— Begin Raw data —
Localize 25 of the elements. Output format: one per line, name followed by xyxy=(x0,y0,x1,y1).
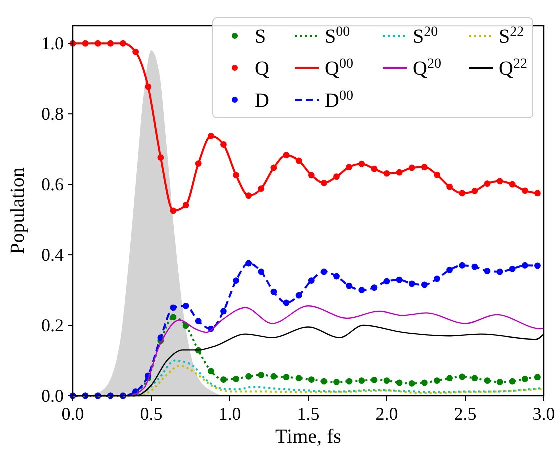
legend-label: S$^{22}$ xyxy=(499,24,524,48)
x-tick-label: 0.5 xyxy=(140,404,163,424)
y-tick-label: 0.0 xyxy=(42,386,64,406)
x-tick-label: 0.0 xyxy=(62,404,84,424)
legend-label: D xyxy=(255,90,270,112)
x-tick-label: 1.5 xyxy=(297,404,320,424)
x-tick-label: 2.0 xyxy=(376,404,398,424)
legend-label: Q xyxy=(255,58,270,80)
legend-label: S$^{00}$ xyxy=(325,24,350,48)
legend-label: Q$^{20}$ xyxy=(413,56,442,80)
legend-label: Q$^{00}$ xyxy=(325,56,354,80)
y-tick-label: 0.6 xyxy=(42,174,64,195)
legend-label: S$^{20}$ xyxy=(413,24,438,48)
y-tick-label: 1.0 xyxy=(42,34,64,54)
y-axis-title: Population xyxy=(7,168,29,254)
y-tick-label: 0.8 xyxy=(42,104,64,124)
y-tick-label: 0.2 xyxy=(42,316,64,336)
legend-label: Q$^{22}$ xyxy=(499,56,528,80)
x-tick-label: 1.0 xyxy=(218,404,242,424)
y-tick-label: 0.4 xyxy=(42,245,64,266)
x-tick-label: 2.5 xyxy=(454,404,477,424)
x-tick-label: 3.0 xyxy=(532,404,556,424)
x-axis-title: Time, fs xyxy=(276,426,342,448)
legend-label: S xyxy=(255,26,266,48)
legend-label: D$^{00}$ xyxy=(325,88,354,112)
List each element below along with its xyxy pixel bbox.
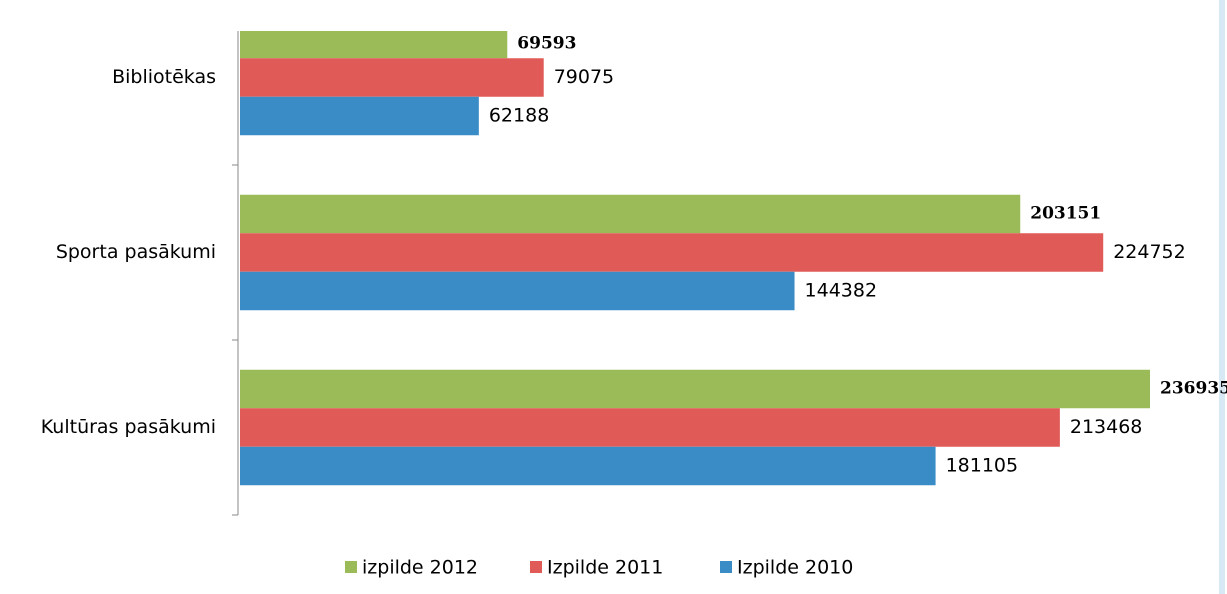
bar [240, 446, 936, 486]
value-label: 224752 [1113, 241, 1186, 263]
plot-area [240, 31, 1150, 486]
value-label: 62188 [489, 105, 549, 127]
bar [240, 408, 1060, 447]
legend-label: Izpilde 2010 [737, 557, 853, 579]
category-label: Kultūras pasākumi [41, 416, 216, 438]
value-label: 69593 [517, 34, 576, 54]
bar [240, 96, 479, 136]
legend-swatch [720, 561, 732, 573]
bar [240, 233, 1104, 272]
legend-swatch [345, 561, 357, 573]
category-label: Sporta pasākumi [56, 241, 216, 263]
legend-swatch [530, 561, 542, 573]
category-label: Bibliotēkas [112, 66, 216, 88]
bar [240, 58, 544, 97]
value-label: 79075 [554, 66, 614, 88]
legend-label: Izpilde 2011 [547, 557, 663, 579]
bar [240, 31, 508, 59]
bar [240, 369, 1150, 409]
value-label: 144382 [805, 280, 878, 302]
value-label: 236935 [1160, 379, 1227, 399]
bar [240, 194, 1021, 234]
bar [240, 271, 795, 311]
legend-label: izpilde 2012 [362, 557, 478, 579]
value-label: 213468 [1070, 416, 1143, 438]
value-label: 203151 [1030, 204, 1101, 224]
value-label: 181105 [946, 455, 1019, 477]
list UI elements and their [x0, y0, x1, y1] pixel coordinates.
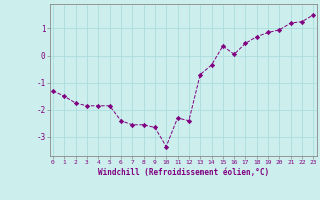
— End Raw data —
• _Exercise requirements_
Rename "legend-label" to "legend-text" everywhere it occurs in all the records above, changing nothing else. Leave out the pictures.

• _Reply_
Localize 25 of the elements. Output format: one per line, name followed by xyxy=(x0,y0,x1,y1).
legend-text: S$^{22}$ xyxy=(499,24,524,48)
x-tick-label: 0.5 xyxy=(140,404,163,424)
y-tick-label: 0.0 xyxy=(42,386,64,406)
x-tick-label: 0.0 xyxy=(62,404,84,424)
legend-text: D xyxy=(255,90,270,112)
x-tick-label: 1.5 xyxy=(297,404,320,424)
x-tick-label: 2.0 xyxy=(376,404,398,424)
legend-text: Q xyxy=(255,58,270,80)
legend-text: S$^{00}$ xyxy=(325,24,350,48)
legend-text: Q$^{20}$ xyxy=(413,56,442,80)
legend-text: Q$^{00}$ xyxy=(325,56,354,80)
y-tick-label: 0.6 xyxy=(42,174,64,195)
legend-text: S$^{20}$ xyxy=(413,24,438,48)
y-tick-label: 1.0 xyxy=(42,34,64,54)
y-axis-title: Population xyxy=(7,168,29,254)
y-tick-label: 0.8 xyxy=(42,104,64,124)
y-tick-label: 0.2 xyxy=(42,316,64,336)
legend-text: Q$^{22}$ xyxy=(499,56,528,80)
x-tick-label: 1.0 xyxy=(218,404,242,424)
y-tick-label: 0.4 xyxy=(42,245,64,266)
x-tick-label: 2.5 xyxy=(454,404,477,424)
x-tick-label: 3.0 xyxy=(532,404,556,424)
x-axis-title: Time, fs xyxy=(276,426,342,448)
legend-text: S xyxy=(255,26,266,48)
legend-text: D$^{00}$ xyxy=(325,88,354,112)
List each element below along with its xyxy pixel bbox.
bar [240, 446, 936, 486]
value-label: 224752 [1113, 241, 1186, 263]
plot-area [240, 31, 1150, 486]
value-label: 62188 [489, 105, 549, 127]
bar [240, 408, 1060, 447]
legend-text: Izpilde 2010 [737, 557, 853, 579]
category-label: Kultūras pasākumi [41, 416, 216, 438]
value-label: 69593 [517, 34, 576, 54]
bar [240, 96, 479, 136]
legend-swatch [720, 561, 732, 573]
bar [240, 233, 1104, 272]
legend-swatch [345, 561, 357, 573]
category-label: Sporta pasākumi [56, 241, 216, 263]
legend-swatch [530, 561, 542, 573]
category-label: Bibliotēkas [112, 66, 216, 88]
bar [240, 58, 544, 97]
value-label: 79075 [554, 66, 614, 88]
legend-text: Izpilde 2011 [547, 557, 663, 579]
bar [240, 31, 508, 59]
bar [240, 369, 1150, 409]
value-label: 144382 [805, 280, 878, 302]
value-label: 236935 [1160, 379, 1227, 399]
bar [240, 194, 1021, 234]
bar [240, 271, 795, 311]
legend-text: izpilde 2012 [362, 557, 478, 579]
value-label: 213468 [1070, 416, 1143, 438]
value-label: 203151 [1030, 204, 1101, 224]
value-label: 181105 [946, 455, 1019, 477]
list UI elements and their [x0, y0, x1, y1] pixel coordinates.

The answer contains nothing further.